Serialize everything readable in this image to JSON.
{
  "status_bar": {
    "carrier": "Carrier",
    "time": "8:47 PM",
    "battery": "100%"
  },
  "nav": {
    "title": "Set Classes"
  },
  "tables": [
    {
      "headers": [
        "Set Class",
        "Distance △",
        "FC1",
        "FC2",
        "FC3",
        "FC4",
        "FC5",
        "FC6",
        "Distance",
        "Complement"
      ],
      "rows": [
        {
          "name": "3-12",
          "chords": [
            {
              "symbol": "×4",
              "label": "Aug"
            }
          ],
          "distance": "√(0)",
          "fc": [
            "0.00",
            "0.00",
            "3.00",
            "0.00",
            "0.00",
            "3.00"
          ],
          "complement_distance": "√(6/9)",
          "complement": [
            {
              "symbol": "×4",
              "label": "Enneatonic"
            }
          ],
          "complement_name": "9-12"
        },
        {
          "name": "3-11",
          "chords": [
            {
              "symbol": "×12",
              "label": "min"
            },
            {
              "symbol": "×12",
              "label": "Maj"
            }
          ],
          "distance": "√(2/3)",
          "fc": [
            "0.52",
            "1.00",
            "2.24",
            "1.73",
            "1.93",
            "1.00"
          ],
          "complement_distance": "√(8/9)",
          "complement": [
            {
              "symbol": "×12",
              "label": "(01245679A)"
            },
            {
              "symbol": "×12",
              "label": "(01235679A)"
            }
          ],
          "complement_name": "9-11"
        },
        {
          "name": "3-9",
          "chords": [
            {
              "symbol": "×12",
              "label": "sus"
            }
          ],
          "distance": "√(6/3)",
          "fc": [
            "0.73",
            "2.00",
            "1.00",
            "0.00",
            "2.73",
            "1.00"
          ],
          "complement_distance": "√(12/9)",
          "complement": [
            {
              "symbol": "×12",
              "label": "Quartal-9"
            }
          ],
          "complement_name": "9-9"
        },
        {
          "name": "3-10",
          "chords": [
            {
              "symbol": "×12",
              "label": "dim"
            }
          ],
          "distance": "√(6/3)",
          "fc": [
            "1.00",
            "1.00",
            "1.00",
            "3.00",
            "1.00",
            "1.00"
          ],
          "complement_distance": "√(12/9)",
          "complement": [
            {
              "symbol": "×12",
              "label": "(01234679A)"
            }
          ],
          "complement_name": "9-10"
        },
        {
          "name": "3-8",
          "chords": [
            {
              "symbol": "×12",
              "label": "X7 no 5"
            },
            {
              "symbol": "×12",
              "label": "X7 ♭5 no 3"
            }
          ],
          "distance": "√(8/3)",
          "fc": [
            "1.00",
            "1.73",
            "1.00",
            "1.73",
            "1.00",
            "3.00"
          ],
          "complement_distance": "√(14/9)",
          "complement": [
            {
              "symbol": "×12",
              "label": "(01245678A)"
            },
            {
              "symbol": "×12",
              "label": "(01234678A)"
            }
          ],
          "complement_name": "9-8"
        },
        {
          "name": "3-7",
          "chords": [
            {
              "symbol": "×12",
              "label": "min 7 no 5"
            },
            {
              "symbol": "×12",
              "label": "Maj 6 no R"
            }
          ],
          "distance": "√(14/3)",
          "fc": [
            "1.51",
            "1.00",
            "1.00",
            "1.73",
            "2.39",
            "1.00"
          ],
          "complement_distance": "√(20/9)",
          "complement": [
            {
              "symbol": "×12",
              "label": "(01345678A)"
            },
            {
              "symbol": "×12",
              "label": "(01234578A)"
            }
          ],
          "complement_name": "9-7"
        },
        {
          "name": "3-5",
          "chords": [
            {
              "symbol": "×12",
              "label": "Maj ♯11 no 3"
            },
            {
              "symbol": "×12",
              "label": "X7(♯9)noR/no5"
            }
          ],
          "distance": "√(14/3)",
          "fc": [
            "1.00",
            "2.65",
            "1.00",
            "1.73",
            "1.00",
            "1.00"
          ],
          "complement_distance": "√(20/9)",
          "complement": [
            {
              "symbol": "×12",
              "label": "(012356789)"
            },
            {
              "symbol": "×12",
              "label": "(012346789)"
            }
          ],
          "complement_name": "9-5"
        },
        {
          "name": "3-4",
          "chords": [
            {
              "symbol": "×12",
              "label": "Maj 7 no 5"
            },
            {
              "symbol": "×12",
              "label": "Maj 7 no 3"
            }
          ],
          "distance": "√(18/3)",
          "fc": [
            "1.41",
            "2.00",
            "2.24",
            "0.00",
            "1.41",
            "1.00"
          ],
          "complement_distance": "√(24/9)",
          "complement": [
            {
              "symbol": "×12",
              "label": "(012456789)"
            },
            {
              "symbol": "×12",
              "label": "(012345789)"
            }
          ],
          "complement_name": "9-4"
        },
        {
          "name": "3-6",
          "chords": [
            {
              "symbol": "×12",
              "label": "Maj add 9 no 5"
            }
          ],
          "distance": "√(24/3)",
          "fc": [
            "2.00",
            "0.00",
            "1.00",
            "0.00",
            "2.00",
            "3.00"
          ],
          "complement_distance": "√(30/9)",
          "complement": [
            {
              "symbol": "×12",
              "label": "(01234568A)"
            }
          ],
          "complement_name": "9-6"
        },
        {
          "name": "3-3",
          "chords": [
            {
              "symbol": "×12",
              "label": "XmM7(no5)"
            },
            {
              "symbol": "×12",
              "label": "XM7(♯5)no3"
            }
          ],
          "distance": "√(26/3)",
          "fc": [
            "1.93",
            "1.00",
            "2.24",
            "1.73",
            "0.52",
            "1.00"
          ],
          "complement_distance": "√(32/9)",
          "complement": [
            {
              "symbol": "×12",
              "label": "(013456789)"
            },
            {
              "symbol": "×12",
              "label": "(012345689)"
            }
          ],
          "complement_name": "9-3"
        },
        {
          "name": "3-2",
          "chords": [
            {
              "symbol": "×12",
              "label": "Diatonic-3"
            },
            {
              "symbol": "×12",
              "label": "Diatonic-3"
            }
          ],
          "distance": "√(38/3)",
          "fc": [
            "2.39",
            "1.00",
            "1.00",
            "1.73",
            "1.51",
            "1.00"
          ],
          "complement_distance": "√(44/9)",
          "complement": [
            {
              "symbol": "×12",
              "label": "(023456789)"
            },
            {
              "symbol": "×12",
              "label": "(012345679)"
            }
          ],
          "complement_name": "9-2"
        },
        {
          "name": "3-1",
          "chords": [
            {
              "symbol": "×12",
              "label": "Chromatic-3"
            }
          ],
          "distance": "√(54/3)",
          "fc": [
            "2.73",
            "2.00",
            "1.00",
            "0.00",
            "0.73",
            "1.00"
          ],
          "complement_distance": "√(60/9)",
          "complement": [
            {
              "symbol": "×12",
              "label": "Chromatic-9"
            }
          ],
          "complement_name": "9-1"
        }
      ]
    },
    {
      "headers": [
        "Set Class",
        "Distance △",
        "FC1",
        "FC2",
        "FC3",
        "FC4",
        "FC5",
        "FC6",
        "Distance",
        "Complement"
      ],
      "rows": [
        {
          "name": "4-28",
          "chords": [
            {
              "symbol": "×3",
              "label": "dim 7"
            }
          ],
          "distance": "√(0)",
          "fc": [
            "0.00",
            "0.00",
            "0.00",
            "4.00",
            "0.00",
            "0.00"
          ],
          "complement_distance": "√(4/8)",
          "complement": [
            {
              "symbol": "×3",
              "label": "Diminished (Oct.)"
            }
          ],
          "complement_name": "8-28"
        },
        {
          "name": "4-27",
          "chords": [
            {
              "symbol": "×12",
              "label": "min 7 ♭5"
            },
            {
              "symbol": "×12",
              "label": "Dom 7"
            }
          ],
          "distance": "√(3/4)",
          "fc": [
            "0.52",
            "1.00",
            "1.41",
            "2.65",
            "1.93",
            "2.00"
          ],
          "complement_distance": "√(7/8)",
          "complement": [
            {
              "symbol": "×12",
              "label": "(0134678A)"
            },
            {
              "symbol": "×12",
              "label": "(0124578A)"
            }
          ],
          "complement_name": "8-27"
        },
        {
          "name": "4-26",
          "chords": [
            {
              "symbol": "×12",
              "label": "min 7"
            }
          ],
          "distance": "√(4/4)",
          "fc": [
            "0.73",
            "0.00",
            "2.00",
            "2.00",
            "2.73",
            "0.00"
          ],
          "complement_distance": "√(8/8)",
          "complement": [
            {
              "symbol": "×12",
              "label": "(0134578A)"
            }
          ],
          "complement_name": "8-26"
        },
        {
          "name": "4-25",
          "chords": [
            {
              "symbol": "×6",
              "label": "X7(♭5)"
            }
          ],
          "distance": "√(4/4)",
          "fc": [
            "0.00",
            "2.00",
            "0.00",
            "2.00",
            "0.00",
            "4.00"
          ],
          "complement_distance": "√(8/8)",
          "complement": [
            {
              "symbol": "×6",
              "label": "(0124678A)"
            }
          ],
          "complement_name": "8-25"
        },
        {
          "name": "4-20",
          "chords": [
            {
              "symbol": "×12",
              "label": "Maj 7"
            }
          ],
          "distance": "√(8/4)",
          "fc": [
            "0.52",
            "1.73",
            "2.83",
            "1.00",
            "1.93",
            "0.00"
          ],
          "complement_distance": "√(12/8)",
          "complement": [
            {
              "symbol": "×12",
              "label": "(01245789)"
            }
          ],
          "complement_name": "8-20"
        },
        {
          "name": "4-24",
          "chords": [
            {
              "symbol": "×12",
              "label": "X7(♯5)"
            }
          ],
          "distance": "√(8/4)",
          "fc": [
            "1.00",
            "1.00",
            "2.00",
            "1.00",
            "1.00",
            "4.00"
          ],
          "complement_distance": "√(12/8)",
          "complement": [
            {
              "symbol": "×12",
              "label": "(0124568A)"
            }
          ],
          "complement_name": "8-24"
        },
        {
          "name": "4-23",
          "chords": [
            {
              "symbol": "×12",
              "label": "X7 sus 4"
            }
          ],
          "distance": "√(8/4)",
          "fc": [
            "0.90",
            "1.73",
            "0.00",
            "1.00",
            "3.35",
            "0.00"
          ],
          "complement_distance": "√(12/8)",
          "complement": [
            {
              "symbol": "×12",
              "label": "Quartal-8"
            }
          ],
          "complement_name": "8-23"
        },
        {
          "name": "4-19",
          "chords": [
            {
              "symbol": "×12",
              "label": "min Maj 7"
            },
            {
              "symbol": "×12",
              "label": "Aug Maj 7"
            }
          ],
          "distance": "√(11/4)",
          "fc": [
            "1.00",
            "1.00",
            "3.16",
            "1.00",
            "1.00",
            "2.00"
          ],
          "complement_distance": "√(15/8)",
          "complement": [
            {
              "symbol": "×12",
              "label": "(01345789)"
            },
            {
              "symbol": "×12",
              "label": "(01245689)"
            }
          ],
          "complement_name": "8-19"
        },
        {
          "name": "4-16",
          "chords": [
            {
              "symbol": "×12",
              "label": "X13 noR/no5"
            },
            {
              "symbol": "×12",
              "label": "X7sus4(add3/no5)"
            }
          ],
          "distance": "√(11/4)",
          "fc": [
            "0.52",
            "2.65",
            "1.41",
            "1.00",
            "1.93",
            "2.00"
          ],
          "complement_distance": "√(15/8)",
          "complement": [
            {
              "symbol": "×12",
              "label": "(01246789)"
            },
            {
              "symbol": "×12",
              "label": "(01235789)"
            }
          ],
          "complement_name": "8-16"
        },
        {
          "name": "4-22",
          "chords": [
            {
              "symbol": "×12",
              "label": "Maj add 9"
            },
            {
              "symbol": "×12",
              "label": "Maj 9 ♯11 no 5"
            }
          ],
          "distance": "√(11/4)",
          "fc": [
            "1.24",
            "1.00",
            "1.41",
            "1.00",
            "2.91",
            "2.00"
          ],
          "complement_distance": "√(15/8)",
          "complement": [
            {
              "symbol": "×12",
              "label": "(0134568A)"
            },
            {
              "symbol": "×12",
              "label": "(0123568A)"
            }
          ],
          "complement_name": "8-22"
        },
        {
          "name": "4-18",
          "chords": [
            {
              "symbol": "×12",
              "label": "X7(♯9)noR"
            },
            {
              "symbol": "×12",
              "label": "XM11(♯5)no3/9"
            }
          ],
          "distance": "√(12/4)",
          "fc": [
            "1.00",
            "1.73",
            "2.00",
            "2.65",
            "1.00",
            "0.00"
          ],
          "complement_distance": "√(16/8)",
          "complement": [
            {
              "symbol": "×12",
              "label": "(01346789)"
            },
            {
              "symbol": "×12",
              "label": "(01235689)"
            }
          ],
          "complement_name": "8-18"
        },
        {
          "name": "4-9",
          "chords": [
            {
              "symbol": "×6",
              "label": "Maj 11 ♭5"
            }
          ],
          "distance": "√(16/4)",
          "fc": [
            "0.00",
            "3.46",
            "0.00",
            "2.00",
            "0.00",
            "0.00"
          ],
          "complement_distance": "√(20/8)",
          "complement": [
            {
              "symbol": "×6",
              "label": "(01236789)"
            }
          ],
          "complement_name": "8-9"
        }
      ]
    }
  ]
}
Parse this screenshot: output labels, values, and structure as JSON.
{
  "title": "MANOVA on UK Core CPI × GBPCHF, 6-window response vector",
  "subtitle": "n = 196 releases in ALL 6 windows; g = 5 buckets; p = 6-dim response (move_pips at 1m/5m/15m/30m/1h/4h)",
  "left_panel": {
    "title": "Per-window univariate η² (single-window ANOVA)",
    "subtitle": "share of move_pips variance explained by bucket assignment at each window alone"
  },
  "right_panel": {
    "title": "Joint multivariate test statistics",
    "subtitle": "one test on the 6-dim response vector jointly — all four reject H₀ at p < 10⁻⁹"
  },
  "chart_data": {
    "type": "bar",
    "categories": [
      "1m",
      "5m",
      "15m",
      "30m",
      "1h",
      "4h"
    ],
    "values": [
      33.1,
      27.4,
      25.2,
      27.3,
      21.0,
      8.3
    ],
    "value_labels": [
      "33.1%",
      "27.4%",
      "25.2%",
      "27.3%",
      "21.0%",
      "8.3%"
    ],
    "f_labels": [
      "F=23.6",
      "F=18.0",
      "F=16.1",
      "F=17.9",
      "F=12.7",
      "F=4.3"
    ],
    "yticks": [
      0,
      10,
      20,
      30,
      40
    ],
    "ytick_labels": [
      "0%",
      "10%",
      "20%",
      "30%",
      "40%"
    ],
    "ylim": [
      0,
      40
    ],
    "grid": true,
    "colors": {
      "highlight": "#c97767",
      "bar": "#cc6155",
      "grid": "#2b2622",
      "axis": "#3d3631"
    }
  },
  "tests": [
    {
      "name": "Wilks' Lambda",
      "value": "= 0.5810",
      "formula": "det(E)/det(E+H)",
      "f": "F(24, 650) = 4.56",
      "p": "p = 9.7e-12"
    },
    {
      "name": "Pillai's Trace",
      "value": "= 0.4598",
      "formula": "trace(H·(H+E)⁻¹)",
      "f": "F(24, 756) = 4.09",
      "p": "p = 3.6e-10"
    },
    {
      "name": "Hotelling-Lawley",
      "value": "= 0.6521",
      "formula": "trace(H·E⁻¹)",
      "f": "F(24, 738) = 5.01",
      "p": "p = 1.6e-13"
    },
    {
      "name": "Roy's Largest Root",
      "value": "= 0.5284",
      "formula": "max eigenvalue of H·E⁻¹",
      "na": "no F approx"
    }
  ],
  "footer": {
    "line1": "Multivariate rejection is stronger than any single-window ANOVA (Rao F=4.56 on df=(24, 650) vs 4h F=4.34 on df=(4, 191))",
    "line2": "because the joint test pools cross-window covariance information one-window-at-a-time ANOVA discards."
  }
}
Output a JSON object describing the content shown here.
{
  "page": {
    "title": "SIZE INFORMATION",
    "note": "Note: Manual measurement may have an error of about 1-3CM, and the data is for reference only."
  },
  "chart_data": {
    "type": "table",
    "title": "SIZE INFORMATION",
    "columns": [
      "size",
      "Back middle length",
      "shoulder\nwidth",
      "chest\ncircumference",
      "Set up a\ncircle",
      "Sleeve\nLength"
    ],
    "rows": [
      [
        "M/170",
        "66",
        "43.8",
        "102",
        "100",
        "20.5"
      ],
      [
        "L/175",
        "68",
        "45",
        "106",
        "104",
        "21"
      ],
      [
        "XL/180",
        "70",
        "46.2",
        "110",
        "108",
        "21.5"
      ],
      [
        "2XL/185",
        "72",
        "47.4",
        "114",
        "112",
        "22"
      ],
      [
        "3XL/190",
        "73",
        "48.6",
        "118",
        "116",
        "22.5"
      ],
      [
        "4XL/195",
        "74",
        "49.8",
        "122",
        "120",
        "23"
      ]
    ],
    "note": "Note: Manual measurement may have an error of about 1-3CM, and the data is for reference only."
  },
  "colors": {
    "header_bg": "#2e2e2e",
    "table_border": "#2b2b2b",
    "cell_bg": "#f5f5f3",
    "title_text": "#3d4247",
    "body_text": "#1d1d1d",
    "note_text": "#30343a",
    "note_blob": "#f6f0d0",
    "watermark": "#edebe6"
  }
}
- - -
Task: Go over the data above and copy every line that has the word "formula" in it.

Worked answer:
      "formula": "det(E)/det(E+H)",
      "formula": "trace(H·(H+E)⁻¹)",
      "formula": "trace(H·E⁻¹)",
      "formula": "max eigenvalue of H·E⁻¹",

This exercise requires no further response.